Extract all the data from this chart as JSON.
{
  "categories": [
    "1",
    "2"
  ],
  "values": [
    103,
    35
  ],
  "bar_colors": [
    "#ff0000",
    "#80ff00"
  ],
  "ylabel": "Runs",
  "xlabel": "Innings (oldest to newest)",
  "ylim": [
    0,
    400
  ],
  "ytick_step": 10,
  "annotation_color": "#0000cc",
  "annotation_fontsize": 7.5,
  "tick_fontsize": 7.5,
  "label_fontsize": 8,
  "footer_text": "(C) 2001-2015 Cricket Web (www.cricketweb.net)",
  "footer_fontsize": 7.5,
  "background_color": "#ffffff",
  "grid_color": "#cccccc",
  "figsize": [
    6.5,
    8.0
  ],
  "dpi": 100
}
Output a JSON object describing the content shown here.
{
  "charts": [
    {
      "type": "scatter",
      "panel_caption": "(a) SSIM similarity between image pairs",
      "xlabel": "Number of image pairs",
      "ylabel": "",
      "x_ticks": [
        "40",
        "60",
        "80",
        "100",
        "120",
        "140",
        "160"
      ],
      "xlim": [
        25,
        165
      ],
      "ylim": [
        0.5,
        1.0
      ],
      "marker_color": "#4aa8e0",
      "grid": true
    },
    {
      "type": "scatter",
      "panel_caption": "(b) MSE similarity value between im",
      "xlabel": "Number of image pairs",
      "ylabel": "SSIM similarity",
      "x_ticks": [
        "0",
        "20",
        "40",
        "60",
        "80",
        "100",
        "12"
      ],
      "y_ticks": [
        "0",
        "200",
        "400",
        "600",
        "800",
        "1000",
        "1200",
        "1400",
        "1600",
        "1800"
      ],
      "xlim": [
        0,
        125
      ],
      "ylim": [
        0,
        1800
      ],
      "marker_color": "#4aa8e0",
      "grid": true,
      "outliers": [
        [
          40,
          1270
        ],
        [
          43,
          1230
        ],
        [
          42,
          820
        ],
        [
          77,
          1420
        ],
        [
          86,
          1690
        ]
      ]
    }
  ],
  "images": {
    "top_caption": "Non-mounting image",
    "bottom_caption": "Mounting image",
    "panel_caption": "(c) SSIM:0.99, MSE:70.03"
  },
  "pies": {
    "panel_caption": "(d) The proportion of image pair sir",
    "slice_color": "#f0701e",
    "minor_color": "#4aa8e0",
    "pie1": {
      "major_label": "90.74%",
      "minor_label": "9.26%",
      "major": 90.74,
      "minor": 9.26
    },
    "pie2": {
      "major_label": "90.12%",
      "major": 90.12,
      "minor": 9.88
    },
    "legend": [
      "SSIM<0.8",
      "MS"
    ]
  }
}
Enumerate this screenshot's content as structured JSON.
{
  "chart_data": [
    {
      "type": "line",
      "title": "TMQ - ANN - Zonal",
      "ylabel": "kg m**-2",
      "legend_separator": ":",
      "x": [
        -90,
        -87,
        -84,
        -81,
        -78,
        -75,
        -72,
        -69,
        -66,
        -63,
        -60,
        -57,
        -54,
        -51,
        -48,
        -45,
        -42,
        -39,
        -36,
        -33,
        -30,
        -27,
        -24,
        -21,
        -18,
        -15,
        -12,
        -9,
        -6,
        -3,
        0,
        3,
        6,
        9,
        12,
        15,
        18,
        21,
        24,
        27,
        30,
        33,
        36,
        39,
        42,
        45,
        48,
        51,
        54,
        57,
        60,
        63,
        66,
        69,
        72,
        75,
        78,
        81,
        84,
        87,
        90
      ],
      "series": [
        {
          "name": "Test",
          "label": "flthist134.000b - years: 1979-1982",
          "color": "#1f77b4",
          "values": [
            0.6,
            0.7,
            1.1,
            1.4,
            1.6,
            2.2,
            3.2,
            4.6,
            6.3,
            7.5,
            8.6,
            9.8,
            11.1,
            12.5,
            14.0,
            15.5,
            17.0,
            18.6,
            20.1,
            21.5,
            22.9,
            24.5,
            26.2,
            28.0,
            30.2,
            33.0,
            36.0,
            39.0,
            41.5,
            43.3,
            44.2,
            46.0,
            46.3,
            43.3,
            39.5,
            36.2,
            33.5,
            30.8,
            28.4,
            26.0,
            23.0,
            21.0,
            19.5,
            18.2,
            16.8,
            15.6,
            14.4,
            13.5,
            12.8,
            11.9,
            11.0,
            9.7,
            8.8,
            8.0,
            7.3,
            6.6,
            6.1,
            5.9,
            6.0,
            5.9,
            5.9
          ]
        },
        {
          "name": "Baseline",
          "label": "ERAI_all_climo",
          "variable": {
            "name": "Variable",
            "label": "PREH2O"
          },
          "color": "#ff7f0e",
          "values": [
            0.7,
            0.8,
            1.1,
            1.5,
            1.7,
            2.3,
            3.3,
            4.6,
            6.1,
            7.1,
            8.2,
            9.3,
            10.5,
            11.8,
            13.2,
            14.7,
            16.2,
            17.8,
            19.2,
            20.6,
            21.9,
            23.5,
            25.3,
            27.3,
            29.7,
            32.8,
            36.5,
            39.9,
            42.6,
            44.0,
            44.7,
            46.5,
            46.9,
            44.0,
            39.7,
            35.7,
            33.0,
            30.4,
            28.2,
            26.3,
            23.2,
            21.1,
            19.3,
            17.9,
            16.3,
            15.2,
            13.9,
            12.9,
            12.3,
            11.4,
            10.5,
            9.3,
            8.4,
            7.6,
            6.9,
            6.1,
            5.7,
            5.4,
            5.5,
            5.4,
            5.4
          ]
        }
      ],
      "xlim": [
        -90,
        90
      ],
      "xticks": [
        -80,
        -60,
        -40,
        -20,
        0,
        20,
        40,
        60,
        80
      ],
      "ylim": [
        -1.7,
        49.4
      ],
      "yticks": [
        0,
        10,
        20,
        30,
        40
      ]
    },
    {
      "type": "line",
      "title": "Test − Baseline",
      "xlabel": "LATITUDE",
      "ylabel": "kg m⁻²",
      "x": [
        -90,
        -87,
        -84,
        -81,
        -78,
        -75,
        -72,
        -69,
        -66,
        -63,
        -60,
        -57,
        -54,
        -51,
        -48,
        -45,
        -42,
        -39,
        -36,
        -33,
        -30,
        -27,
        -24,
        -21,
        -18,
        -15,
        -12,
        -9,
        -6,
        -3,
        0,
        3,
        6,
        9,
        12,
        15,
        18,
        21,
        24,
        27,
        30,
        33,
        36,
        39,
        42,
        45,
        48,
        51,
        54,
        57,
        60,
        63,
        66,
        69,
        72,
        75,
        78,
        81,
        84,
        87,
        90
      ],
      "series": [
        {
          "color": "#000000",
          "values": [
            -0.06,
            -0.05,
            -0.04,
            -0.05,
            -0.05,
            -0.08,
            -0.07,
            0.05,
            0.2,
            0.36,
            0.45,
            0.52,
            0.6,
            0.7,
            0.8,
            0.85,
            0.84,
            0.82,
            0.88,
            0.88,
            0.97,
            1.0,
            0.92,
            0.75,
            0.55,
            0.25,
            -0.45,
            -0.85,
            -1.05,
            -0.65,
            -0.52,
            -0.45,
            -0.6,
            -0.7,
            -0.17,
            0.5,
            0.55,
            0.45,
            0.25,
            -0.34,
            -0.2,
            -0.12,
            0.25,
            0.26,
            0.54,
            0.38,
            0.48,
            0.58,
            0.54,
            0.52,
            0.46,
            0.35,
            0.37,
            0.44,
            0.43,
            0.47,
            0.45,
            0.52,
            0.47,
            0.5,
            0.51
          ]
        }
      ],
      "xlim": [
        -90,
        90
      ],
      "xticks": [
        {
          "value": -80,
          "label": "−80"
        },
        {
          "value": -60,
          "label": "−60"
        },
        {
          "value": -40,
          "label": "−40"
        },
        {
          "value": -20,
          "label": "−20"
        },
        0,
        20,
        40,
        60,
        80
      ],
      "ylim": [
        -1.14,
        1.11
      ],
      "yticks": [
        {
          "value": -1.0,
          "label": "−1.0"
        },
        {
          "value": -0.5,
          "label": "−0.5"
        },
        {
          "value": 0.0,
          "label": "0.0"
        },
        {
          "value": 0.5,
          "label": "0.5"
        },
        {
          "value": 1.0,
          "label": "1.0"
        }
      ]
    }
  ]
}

==========

◆ Written problem
Report how many lines of the records above contain the word "between", and give only that number.

◆ Exercise answer
2